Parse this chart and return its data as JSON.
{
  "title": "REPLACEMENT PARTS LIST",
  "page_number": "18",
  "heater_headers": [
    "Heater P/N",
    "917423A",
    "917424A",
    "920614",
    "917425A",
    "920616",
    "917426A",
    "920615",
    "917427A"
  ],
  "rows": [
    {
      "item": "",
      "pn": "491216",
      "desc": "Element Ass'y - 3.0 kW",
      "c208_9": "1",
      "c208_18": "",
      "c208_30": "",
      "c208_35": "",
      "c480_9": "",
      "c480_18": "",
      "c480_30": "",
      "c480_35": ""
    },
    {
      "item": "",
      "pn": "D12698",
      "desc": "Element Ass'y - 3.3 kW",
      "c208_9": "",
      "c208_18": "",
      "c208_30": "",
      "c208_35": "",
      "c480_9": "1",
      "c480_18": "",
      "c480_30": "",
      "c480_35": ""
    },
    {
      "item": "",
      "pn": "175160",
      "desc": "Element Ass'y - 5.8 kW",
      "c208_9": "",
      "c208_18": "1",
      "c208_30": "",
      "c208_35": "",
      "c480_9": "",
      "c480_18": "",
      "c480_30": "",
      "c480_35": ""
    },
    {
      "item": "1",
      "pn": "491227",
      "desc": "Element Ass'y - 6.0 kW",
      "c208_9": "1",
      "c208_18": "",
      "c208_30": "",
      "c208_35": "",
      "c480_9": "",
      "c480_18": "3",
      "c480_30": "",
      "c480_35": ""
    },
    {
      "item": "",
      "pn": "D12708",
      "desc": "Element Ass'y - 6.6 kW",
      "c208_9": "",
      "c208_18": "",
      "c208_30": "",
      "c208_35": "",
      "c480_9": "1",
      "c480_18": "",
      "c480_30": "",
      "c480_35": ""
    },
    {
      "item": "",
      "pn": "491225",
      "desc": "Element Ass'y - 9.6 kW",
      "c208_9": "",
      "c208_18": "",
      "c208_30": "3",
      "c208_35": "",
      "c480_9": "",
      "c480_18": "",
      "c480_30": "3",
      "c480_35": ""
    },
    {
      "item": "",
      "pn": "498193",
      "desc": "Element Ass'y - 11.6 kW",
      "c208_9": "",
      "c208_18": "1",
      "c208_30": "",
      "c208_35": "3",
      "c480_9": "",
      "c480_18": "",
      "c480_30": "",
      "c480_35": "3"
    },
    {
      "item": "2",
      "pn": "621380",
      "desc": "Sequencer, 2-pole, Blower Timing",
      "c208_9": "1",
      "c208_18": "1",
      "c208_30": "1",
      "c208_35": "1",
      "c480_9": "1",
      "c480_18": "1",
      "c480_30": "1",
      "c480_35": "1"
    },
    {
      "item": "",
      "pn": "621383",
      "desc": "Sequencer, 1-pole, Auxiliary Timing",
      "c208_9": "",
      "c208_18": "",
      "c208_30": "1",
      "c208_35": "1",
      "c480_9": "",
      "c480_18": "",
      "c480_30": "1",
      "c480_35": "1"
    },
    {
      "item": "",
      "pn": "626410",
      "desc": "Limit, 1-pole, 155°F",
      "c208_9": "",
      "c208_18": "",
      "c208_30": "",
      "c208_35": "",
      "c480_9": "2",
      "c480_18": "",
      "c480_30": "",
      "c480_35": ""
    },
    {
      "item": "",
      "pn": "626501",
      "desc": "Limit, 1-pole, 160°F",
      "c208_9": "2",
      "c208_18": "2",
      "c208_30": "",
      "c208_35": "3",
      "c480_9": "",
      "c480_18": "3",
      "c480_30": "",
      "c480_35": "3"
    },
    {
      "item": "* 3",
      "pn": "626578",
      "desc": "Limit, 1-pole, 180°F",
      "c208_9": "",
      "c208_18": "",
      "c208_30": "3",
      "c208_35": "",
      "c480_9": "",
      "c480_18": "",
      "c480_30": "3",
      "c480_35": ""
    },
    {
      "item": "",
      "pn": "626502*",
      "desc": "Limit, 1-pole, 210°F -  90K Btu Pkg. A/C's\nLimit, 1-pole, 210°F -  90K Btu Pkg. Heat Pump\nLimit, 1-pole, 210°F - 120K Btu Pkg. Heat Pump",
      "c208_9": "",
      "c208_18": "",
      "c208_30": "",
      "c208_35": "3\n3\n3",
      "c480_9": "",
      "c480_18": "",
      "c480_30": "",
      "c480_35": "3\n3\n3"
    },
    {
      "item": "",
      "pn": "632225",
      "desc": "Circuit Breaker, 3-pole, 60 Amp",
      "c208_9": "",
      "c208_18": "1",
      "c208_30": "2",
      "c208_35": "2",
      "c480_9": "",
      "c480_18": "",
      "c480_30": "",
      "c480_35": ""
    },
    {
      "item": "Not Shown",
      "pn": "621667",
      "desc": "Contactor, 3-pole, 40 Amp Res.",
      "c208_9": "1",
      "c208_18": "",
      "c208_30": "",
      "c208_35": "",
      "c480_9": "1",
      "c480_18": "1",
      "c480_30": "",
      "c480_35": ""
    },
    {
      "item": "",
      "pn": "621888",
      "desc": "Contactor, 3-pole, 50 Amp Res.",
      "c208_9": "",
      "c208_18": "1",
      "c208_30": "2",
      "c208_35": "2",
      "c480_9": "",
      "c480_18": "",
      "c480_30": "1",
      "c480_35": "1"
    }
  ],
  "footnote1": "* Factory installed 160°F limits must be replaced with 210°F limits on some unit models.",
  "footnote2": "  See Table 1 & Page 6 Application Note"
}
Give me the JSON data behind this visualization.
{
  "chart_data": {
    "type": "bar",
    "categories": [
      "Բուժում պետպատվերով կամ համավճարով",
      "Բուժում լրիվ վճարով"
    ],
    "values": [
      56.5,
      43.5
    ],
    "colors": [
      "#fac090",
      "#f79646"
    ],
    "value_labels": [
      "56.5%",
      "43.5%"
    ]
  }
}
● ● ● ● ●
[Exercise task]:
Look through the data above. Each line containing the word "pole" needs to be copied.

[Result for this task]:
      "desc": "Sequencer, 2-pole, Blower Timing",
      "desc": "Sequencer, 1-pole, Auxiliary Timing",
      "desc": "Limit, 1-pole, 155°F",
      "desc": "Limit, 1-pole, 160°F",
      "desc": "Limit, 1-pole, 180°F",
      "desc": "Limit, 1-pole, 210°F -  90K Btu Pkg. A/C's\nLimit, 1-pole, 210°F -  90K Btu Pkg. Heat Pump\nLimit, 1-pole, 210°F - 120K Btu Pkg. Heat Pump",
      "desc": "Circuit Breaker, 3-pole, 60 Amp",
      "desc": "Contactor, 3-pole, 40 Amp Res.",
      "desc": "Contactor, 3-pole, 50 Amp Res.",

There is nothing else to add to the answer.